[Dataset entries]
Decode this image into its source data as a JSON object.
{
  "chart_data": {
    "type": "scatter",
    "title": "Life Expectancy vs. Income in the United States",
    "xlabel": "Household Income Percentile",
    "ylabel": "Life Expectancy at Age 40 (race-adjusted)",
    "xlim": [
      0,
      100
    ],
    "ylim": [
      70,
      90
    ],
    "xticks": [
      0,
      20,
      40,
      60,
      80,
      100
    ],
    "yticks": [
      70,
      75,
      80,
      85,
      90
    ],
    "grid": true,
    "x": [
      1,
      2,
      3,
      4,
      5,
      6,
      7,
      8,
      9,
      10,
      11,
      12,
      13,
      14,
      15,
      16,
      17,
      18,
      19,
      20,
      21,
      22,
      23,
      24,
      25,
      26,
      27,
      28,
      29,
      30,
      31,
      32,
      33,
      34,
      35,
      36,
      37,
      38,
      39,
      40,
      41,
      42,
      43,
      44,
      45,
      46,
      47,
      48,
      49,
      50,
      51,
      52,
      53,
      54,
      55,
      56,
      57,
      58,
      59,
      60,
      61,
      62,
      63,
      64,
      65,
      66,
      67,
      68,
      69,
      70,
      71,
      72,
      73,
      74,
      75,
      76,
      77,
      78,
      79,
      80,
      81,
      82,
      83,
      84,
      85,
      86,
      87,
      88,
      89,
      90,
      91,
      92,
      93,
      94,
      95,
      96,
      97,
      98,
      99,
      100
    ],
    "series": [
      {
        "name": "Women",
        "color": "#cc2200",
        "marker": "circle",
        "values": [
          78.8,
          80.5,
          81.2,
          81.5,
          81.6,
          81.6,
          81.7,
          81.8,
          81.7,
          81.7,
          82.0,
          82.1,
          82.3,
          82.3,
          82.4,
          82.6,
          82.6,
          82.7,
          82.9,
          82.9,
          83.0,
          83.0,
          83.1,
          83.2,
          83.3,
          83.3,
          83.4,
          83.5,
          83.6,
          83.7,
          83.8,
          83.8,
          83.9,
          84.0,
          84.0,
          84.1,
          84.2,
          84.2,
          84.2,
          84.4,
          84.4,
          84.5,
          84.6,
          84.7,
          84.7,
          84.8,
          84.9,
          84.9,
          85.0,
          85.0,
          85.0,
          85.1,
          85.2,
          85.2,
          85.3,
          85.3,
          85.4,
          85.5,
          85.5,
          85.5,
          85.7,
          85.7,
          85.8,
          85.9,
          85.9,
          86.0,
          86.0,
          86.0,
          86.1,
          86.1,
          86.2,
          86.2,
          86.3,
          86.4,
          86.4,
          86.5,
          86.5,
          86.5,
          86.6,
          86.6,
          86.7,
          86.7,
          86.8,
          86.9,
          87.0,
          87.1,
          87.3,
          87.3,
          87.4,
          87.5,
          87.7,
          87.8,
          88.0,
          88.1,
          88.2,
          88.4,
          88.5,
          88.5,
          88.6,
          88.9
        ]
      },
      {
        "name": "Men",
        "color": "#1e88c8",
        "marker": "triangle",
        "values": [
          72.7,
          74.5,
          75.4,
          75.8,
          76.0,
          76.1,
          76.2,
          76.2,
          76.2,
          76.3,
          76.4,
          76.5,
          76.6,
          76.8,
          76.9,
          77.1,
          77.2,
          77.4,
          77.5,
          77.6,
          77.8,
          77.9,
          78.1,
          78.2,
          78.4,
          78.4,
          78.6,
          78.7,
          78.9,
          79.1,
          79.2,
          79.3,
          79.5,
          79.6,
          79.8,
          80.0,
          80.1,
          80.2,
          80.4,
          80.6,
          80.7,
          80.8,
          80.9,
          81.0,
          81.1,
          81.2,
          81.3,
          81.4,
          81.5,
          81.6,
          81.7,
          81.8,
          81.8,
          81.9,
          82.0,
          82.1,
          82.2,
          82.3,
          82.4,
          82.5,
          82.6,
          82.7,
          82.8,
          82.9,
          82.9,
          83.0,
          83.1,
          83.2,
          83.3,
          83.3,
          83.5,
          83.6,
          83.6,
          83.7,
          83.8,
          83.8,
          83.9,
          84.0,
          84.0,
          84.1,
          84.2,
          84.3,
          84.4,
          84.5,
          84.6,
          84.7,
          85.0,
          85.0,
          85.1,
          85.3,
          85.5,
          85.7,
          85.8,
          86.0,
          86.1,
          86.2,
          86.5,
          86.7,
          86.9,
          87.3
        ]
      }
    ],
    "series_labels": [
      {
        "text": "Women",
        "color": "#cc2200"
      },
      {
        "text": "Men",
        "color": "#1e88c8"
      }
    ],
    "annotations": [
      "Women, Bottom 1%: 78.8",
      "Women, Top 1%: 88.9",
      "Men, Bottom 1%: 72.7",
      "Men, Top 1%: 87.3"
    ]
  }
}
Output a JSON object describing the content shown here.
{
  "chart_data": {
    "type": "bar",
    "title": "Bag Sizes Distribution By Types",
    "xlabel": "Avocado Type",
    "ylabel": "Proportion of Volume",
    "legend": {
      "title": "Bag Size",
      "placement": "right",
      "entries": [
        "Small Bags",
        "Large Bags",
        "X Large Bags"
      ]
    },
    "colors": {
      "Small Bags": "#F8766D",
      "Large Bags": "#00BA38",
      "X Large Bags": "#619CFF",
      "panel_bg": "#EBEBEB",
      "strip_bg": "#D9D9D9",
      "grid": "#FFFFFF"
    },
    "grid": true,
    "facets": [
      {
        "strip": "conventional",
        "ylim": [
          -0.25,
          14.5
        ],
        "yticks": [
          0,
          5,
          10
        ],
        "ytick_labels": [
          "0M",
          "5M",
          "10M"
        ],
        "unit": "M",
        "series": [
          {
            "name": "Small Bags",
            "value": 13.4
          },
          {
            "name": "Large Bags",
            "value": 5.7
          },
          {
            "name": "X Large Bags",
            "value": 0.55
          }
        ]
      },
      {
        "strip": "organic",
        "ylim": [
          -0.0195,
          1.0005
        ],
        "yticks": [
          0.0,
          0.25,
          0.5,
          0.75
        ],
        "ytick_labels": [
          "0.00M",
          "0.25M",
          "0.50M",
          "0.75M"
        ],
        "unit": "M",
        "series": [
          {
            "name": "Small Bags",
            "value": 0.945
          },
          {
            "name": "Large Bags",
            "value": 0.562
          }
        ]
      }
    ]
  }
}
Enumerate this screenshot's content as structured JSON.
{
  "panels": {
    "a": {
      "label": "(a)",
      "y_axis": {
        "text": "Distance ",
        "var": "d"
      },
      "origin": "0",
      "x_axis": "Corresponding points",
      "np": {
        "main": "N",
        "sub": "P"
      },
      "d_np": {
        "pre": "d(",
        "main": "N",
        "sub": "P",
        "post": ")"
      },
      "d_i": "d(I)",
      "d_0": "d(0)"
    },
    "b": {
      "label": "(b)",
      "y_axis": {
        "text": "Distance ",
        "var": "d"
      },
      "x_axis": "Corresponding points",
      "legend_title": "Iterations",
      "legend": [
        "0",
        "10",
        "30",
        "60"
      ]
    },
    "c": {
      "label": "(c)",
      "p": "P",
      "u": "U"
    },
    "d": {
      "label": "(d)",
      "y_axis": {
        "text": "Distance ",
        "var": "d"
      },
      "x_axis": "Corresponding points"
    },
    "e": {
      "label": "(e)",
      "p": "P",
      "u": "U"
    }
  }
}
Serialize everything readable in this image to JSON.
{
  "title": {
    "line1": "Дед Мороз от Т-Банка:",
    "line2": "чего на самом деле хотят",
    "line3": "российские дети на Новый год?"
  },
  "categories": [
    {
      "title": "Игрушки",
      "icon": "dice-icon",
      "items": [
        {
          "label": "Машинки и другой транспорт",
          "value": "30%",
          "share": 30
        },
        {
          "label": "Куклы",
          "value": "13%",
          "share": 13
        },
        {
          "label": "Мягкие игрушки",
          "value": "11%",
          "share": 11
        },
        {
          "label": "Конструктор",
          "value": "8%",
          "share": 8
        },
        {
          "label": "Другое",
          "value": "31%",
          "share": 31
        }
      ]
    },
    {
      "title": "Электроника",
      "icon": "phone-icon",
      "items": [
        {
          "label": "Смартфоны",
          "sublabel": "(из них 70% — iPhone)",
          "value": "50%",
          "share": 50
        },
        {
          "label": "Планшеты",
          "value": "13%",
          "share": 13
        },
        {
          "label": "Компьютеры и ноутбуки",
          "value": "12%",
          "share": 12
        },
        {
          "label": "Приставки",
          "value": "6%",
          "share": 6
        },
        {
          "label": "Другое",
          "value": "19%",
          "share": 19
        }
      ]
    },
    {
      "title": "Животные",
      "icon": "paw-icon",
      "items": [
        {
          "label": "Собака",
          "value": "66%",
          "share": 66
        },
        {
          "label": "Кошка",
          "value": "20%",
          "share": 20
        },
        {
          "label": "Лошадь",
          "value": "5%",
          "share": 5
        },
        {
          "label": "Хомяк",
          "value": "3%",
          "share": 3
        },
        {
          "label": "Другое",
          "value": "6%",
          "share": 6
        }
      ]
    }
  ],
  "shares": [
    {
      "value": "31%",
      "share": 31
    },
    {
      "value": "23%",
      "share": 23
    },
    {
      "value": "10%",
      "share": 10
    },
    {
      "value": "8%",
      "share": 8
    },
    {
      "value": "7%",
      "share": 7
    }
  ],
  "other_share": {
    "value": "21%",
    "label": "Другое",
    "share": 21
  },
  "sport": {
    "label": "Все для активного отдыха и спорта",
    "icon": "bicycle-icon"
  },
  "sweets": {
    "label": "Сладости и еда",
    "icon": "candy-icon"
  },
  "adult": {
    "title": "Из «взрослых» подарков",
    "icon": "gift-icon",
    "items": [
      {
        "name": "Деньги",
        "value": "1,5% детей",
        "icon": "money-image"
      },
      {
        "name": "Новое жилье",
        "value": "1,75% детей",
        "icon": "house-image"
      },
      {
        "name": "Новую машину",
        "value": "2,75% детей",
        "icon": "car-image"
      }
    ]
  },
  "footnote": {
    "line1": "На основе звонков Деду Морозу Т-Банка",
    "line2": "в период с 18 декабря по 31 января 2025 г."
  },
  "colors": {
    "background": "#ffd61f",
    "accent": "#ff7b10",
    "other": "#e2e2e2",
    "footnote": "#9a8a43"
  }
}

EXERCISE GOAL:
Pick out each line in the material containing "object".

SOLUTION TO THE EXERCISE:
Decode this image into its source data as a JSON object.
Output a JSON object describing the content shown here.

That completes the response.